-- Start of MATERIAL SUPPLIED --

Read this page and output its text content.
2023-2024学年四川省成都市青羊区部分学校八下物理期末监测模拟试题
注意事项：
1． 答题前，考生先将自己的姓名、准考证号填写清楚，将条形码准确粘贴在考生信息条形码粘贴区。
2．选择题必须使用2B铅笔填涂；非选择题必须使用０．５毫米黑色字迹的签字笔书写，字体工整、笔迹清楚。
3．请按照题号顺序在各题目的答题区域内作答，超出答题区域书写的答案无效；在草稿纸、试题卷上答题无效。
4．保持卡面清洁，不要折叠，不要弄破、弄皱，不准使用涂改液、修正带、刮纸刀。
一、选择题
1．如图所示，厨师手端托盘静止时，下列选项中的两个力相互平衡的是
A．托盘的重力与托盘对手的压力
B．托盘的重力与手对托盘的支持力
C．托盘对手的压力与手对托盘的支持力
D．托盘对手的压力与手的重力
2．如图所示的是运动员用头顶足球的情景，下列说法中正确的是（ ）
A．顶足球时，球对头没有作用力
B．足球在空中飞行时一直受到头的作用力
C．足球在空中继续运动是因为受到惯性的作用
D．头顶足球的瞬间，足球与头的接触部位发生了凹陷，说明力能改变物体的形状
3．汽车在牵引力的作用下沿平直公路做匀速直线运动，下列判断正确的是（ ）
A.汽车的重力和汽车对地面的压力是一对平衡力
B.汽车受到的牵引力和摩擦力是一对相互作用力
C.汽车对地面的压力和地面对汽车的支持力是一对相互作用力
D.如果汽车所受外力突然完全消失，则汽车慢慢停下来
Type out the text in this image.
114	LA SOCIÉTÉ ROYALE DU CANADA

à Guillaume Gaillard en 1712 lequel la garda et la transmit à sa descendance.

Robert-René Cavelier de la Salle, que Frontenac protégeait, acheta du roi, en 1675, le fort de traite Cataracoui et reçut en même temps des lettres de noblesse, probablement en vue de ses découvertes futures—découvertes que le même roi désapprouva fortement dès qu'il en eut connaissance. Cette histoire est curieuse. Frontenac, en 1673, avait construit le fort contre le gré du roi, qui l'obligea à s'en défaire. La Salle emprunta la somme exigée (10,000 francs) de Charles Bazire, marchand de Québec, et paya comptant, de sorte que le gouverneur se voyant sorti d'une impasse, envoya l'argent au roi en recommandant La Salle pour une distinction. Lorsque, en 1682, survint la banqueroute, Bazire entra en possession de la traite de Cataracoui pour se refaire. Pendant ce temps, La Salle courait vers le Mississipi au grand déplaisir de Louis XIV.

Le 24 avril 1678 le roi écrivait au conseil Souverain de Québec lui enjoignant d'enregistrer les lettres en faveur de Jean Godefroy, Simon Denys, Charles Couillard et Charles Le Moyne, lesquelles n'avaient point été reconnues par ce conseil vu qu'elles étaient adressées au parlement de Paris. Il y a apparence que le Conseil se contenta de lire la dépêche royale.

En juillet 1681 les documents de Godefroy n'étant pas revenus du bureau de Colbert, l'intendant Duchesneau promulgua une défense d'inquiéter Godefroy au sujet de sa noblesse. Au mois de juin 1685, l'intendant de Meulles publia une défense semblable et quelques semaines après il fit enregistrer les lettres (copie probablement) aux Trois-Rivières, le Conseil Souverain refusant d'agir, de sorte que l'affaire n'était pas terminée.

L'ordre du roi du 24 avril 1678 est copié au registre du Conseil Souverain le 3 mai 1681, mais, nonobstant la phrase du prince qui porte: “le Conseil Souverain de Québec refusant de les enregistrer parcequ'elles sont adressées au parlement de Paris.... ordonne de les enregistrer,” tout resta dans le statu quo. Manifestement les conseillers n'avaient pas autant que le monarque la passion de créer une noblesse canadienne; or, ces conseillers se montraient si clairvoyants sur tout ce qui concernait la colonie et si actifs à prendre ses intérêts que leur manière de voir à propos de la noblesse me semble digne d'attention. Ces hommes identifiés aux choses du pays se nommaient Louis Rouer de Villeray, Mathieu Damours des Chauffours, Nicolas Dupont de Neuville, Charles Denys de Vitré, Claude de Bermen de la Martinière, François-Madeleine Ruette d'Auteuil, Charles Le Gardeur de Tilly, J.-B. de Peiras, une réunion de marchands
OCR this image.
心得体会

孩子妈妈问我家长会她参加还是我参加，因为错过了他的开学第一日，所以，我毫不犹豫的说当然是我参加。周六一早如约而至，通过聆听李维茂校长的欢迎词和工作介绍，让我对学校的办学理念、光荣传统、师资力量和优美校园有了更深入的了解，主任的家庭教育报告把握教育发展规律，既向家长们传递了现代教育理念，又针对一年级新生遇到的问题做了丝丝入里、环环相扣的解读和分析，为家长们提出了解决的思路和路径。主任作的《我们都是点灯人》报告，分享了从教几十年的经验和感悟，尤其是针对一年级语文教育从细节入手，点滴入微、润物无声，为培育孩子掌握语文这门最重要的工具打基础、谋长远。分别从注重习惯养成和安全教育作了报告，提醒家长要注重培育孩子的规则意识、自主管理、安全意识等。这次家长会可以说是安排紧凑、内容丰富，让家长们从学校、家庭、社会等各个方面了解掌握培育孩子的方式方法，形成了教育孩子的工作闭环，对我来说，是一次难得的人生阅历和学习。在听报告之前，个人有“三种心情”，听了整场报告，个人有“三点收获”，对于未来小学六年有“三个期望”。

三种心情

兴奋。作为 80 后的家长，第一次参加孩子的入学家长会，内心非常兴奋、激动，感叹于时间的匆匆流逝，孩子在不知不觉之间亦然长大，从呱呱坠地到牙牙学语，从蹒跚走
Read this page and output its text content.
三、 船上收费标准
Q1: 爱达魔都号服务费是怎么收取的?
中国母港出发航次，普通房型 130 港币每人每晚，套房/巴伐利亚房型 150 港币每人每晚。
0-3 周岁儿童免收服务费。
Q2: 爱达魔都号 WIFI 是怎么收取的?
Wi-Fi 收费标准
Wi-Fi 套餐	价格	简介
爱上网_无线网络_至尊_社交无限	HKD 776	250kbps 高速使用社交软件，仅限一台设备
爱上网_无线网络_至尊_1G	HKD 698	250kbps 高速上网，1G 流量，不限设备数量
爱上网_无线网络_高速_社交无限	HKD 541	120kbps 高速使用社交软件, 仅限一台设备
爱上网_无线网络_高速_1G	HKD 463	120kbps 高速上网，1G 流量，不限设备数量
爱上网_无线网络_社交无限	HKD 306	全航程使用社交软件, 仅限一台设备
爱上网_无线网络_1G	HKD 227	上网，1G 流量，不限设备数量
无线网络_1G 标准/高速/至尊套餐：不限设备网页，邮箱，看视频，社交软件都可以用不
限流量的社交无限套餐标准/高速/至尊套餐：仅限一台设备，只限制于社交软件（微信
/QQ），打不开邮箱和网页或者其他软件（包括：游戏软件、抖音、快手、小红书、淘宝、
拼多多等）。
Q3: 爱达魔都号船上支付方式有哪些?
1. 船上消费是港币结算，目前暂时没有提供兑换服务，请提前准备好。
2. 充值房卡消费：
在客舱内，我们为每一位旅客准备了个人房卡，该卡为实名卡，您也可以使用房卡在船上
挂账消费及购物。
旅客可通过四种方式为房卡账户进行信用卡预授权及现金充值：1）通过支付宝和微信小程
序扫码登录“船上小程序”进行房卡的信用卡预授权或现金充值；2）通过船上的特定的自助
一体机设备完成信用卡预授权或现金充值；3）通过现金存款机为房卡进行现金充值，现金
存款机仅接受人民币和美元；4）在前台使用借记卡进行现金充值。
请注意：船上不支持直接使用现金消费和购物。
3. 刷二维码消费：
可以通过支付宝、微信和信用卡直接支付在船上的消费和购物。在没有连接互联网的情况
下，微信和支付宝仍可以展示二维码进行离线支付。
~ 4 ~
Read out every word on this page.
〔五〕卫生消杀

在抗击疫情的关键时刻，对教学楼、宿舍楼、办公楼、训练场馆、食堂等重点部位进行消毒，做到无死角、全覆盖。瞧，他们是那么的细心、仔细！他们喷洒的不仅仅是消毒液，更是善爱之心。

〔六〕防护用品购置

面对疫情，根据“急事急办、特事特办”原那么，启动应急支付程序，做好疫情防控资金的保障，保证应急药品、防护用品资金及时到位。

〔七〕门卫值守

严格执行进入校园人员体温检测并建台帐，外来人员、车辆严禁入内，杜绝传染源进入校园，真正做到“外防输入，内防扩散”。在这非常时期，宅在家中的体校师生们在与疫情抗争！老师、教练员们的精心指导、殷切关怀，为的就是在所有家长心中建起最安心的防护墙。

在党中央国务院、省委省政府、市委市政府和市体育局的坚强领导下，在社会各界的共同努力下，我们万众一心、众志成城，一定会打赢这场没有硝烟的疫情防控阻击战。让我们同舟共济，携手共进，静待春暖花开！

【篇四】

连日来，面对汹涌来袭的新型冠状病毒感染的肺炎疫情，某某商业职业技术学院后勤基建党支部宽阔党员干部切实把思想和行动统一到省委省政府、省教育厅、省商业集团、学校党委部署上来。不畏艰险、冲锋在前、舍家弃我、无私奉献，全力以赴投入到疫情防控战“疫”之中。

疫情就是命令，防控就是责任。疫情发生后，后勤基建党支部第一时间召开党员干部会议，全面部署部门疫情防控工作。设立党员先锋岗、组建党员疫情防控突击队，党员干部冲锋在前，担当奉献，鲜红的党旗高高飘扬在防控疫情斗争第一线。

-- End of MATERIAL SUPPLIED --

### TASK GOAL
Which lines in the records above contain the string "高速上网"? Copy each one.

### RESULT OF THE TASK
爱上网_无线网络_至尊_1G	HKD 698	250kbps 高速上网，1G 流量，不限设备数量
爱上网_无线网络_高速_1G	HKD 463	120kbps 高速上网，1G 流量，不限设备数量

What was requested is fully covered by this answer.